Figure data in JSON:
::::

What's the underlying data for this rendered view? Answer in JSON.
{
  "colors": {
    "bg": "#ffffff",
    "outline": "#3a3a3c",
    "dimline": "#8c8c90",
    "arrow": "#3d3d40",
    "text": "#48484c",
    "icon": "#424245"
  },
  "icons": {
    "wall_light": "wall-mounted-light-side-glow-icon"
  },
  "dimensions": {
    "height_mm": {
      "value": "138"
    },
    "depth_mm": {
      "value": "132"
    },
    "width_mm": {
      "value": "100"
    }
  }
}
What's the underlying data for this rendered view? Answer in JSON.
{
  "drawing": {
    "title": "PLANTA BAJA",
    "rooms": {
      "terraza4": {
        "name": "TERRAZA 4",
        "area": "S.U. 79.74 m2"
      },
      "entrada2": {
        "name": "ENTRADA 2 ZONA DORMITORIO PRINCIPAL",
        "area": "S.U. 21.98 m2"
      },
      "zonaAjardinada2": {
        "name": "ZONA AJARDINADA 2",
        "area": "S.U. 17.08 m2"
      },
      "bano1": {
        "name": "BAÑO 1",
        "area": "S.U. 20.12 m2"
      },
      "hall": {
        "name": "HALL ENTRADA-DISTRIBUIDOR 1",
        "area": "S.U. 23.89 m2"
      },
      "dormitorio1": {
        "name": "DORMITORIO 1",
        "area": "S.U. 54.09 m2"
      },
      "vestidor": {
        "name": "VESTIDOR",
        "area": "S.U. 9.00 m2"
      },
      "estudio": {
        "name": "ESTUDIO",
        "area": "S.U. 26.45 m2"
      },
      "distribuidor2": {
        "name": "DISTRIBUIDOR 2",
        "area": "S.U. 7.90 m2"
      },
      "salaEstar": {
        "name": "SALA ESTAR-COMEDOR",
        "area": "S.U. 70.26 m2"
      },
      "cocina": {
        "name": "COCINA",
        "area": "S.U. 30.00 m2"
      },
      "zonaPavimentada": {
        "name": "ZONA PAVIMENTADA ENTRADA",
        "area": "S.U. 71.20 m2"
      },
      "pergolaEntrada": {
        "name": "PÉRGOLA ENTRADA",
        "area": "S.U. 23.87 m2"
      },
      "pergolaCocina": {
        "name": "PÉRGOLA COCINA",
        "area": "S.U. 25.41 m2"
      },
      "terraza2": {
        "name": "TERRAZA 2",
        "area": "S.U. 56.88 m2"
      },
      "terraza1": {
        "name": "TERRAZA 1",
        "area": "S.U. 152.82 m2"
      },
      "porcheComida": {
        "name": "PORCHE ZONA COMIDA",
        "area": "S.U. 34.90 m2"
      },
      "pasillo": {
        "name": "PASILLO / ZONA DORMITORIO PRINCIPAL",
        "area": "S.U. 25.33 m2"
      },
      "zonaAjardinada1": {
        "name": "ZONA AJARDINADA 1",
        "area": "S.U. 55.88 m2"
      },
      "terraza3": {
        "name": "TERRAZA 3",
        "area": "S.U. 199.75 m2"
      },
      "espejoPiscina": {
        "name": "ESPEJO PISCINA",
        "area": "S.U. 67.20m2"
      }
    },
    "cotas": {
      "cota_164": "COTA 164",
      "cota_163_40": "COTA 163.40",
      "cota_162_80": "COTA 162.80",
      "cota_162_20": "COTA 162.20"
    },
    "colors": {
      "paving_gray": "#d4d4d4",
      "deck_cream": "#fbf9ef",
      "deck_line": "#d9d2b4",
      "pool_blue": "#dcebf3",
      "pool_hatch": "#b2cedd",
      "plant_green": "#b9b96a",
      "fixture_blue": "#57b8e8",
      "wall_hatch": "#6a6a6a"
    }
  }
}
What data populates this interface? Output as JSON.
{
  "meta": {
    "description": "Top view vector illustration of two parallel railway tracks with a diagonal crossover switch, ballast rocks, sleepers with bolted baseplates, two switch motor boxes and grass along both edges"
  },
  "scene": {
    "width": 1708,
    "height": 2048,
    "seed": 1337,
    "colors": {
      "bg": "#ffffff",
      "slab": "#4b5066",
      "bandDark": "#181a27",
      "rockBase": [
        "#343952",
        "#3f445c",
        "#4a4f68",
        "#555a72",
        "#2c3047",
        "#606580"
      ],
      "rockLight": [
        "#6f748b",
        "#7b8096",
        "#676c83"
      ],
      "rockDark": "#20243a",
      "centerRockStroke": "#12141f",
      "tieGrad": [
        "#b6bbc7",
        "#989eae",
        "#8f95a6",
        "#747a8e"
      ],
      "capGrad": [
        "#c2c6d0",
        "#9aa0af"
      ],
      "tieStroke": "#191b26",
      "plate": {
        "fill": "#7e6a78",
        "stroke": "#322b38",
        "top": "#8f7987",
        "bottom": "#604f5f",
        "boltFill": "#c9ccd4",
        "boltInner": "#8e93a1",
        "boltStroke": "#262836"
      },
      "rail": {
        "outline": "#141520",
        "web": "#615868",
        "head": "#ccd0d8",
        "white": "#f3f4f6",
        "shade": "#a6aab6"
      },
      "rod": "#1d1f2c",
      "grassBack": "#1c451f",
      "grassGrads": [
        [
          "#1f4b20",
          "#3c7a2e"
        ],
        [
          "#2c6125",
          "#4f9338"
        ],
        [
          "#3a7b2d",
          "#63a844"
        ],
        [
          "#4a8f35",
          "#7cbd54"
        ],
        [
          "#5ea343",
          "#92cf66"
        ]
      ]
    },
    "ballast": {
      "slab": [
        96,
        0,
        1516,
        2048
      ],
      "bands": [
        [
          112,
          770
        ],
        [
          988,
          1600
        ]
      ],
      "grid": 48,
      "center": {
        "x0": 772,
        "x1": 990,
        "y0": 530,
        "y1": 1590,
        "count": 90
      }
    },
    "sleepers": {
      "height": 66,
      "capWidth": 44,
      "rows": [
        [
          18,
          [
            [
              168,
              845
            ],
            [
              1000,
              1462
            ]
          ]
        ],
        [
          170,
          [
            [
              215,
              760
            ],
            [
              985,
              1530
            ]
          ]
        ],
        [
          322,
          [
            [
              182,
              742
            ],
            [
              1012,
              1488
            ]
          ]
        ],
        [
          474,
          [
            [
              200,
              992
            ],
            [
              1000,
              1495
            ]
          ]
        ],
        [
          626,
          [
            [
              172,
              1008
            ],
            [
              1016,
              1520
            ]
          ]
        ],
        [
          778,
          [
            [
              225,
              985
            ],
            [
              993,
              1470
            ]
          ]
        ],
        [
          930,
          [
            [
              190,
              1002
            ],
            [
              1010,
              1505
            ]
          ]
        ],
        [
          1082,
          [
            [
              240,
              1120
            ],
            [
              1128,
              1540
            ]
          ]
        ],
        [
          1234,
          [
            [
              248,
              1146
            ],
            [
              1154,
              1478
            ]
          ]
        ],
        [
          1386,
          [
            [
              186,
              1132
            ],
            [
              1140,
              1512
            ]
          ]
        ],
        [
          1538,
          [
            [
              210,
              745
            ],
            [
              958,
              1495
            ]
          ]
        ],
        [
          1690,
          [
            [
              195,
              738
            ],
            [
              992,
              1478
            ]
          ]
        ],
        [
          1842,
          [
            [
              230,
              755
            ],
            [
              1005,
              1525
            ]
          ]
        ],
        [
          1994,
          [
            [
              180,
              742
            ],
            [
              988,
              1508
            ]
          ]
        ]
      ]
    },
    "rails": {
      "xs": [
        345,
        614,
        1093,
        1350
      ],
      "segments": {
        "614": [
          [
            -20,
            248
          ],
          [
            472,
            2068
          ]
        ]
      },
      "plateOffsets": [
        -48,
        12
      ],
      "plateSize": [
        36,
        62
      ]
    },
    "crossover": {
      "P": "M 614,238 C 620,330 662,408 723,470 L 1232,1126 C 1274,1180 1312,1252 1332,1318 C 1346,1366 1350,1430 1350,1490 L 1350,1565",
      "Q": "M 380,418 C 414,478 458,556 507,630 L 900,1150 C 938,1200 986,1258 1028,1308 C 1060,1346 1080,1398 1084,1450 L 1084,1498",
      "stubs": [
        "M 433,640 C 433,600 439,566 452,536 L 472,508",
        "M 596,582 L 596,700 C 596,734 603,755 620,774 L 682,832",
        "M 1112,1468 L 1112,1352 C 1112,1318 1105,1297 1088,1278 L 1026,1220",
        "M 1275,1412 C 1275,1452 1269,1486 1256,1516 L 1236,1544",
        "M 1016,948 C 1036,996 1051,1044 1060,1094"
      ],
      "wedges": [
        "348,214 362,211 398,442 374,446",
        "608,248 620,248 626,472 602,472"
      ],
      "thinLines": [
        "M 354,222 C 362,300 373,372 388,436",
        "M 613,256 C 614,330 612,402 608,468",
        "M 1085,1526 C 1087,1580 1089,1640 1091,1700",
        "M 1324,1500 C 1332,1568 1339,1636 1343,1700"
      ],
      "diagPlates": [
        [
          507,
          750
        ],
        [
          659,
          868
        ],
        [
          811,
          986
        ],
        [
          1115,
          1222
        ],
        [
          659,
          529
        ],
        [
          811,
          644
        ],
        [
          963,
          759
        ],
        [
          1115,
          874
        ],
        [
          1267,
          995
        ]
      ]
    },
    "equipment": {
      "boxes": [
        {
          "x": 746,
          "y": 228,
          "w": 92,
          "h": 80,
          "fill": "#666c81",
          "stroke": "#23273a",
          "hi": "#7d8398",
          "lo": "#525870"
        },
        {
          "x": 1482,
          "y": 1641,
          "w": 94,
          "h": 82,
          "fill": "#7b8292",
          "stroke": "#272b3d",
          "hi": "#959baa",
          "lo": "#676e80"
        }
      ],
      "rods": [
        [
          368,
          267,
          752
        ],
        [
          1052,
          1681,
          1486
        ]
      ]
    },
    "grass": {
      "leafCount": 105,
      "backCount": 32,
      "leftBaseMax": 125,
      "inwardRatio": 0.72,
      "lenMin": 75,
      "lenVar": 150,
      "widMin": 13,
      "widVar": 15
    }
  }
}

::::

Work instructions →
Find the lines above holding the word "ballast" and show them.

Task output →
    "description": "Top view vector illustration of two parallel railway tracks with a diagonal crossover switch, ballast rocks, sleepers with bolted baseplates, two switch motor boxes and grass along both edges"
    "ballast": {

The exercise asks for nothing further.